(Records excerpted from a collection)
..........

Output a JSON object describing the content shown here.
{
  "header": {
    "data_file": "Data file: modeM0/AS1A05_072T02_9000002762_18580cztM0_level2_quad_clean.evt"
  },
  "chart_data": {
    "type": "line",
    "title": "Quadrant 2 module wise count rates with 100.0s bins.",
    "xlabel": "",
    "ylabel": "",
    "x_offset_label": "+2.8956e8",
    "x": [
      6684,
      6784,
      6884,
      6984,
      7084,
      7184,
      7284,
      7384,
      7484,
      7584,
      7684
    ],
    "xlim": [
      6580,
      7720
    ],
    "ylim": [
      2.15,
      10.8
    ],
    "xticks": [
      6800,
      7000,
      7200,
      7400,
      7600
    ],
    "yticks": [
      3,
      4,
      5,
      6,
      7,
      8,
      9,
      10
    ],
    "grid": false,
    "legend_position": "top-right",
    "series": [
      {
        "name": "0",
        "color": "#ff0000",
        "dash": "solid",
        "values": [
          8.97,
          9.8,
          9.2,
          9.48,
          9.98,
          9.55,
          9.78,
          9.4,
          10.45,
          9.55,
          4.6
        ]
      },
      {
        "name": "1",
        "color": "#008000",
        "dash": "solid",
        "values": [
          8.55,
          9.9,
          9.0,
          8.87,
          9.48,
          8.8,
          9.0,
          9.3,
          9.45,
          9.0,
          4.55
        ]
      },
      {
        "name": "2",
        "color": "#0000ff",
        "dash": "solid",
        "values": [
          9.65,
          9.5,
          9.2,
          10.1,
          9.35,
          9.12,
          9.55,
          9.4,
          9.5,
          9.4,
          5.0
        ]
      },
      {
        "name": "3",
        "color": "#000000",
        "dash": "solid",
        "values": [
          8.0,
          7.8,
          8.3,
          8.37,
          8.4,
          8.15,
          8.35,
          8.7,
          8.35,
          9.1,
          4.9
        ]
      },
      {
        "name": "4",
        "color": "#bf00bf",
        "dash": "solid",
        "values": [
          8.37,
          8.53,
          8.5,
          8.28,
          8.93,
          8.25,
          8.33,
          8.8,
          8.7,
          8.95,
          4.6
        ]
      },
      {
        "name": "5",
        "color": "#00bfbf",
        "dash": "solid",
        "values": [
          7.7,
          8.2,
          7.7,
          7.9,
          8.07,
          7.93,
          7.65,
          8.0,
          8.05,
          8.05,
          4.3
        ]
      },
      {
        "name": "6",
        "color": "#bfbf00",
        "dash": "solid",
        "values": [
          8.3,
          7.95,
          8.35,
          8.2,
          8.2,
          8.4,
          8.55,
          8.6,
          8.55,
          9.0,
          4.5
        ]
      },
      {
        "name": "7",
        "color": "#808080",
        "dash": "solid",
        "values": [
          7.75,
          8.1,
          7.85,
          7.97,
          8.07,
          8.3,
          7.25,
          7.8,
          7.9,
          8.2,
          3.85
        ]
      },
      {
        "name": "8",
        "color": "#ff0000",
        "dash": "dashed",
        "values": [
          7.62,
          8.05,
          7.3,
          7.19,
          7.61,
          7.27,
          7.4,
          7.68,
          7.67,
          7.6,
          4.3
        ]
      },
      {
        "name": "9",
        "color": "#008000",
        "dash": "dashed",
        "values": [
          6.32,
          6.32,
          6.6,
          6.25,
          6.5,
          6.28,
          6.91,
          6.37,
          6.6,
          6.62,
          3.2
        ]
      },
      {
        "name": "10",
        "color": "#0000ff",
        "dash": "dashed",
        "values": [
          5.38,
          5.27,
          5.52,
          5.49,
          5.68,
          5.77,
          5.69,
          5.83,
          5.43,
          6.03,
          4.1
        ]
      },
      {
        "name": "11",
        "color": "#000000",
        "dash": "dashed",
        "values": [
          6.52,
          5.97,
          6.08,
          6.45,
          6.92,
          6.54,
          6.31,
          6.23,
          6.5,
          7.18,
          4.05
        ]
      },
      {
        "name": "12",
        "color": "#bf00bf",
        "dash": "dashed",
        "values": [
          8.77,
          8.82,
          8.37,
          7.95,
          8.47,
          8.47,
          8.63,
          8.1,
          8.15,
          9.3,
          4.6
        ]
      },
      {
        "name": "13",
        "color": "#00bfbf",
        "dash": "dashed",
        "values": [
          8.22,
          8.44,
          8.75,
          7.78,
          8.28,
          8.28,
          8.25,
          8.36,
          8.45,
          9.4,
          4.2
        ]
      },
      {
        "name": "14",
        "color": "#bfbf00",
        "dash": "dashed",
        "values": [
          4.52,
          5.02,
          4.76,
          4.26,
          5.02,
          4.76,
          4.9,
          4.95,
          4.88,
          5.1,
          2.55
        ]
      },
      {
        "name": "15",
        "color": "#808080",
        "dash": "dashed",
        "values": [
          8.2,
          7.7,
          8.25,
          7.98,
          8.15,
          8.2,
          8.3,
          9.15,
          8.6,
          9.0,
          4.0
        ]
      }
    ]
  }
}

..........

Task statement: Extract the full listing above without altering anything.

Output of the exercise:
Output a JSON object describing the content shown here.
{
  "header": {
    "data_file": "Data file: modeM0/AS1A05_072T02_9000002762_18580cztM0_level2_quad_clean.evt"
  },
  "chart_data": {
    "type": "line",
    "title": "Quadrant 2 module wise count rates with 100.0s bins.",
    "xlabel": "",
    "ylabel": "",
    "x_offset_label": "+2.8956e8",
    "x": [
      6684,
      6784,
      6884,
      6984,
      7084,
      7184,
      7284,
      7384,
      7484,
      7584,
      7684
    ],
    "xlim": [
      6580,
      7720
    ],
    "ylim": [
      2.15,
      10.8
    ],
    "xticks": [
      6800,
      7000,
      7200,
      7400,
      7600
    ],
    "yticks": [
      3,
      4,
      5,
      6,
      7,
      8,
      9,
      10
    ],
    "grid": false,
    "legend_position": "top-right",
    "series": [
      {
        "name": "0",
        "color": "#ff0000",
        "dash": "solid",
        "values": [
          8.97,
          9.8,
          9.2,
          9.48,
          9.98,
          9.55,
          9.78,
          9.4,
          10.45,
          9.55,
          4.6
        ]
      },
      {
        "name": "1",
        "color": "#008000",
        "dash": "solid",
        "values": [
          8.55,
          9.9,
          9.0,
          8.87,
          9.48,
          8.8,
          9.0,
          9.3,
          9.45,
          9.0,
          4.55
        ]
      },
      {
        "name": "2",
        "color": "#0000ff",
        "dash": "solid",
        "values": [
          9.65,
          9.5,
          9.2,
          10.1,
          9.35,
          9.12,
          9.55,
          9.4,
          9.5,
          9.4,
          5.0
        ]
      },
      {
        "name": "3",
        "color": "#000000",
        "dash": "solid",
        "values": [
          8.0,
          7.8,
          8.3,
          8.37,
          8.4,
          8.15,
          8.35,
          8.7,
          8.35,
          9.1,
          4.9
        ]
      },
      {
        "name": "4",
        "color": "#bf00bf",
        "dash": "solid",
        "values": [
          8.37,
          8.53,
          8.5,
          8.28,
          8.93,
          8.25,
          8.33,
          8.8,
          8.7,
          8.95,
          4.6
        ]
      },
      {
        "name": "5",
        "color": "#00bfbf",
        "dash": "solid",
        "values": [
          7.7,
          8.2,
          7.7,
          7.9,
          8.07,
          7.93,
          7.65,
          8.0,
          8.05,
          8.05,
          4.3
        ]
      },
      {
        "name": "6",
        "color": "#bfbf00",
        "dash": "solid",
        "values": [
          8.3,
          7.95,
          8.35,
          8.2,
          8.2,
          8.4,
          8.55,
          8.6,
          8.55,
          9.0,
          4.5
        ]
      },
      {
        "name": "7",
        "color": "#808080",
        "dash": "solid",
        "values": [
          7.75,
          8.1,
          7.85,
          7.97,
          8.07,
          8.3,
          7.25,
          7.8,
          7.9,
          8.2,
          3.85
        ]
      },
      {
        "name": "8",
        "color": "#ff0000",
        "dash": "dashed",
        "values": [
          7.62,
          8.05,
          7.3,
          7.19,
          7.61,
          7.27,
          7.4,
          7.68,
          7.67,
          7.6,
          4.3
        ]
      },
      {
        "name": "9",
        "color": "#008000",
        "dash": "dashed",
        "values": [
          6.32,
          6.32,
          6.6,
          6.25,
          6.5,
          6.28,
          6.91,
          6.37,
          6.6,
          6.62,
          3.2
        ]
      },
      {
        "name": "10",
        "color": "#0000ff",
        "dash": "dashed",
        "values": [
          5.38,
          5.27,
          5.52,
          5.49,
          5.68,
          5.77,
          5.69,
          5.83,
          5.43,
          6.03,
          4.1
        ]
      },
      {
        "name": "11",
        "color": "#000000",
        "dash": "dashed",
        "values": [
          6.52,
          5.97,
          6.08,
          6.45,
          6.92,
          6.54,
          6.31,
          6.23,
          6.5,
          7.18,
          4.05
        ]
      },
      {
        "name": "12",
        "color": "#bf00bf",
        "dash": "dashed",
        "values": [
          8.77,
          8.82,
          8.37,
          7.95,
          8.47,
          8.47,
          8.63,
          8.1,
          8.15,
          9.3,
          4.6
        ]
      },
      {
        "name": "13",
        "color": "#00bfbf",
        "dash": "dashed",
        "values": [
          8.22,
          8.44,
          8.75,
          7.78,
          8.28,
          8.28,
          8.25,
          8.36,
          8.45,
          9.4,
          4.2
        ]
      },
      {
        "name": "14",
        "color": "#bfbf00",
        "dash": "dashed",
        "values": [
          4.52,
          5.02,
          4.76,
          4.26,
          5.02,
          4.76,
          4.9,
          4.95,
          4.88,
          5.1,
          2.55
        ]
      },
      {
        "name": "15",
        "color": "#808080",
        "dash": "dashed",
        "values": [
          8.2,
          7.7,
          8.25,
          7.98,
          8.15,
          8.2,
          8.3,
          9.15,
          8.6,
          9.0,
          4.0
        ]
      }
    ]
  }
}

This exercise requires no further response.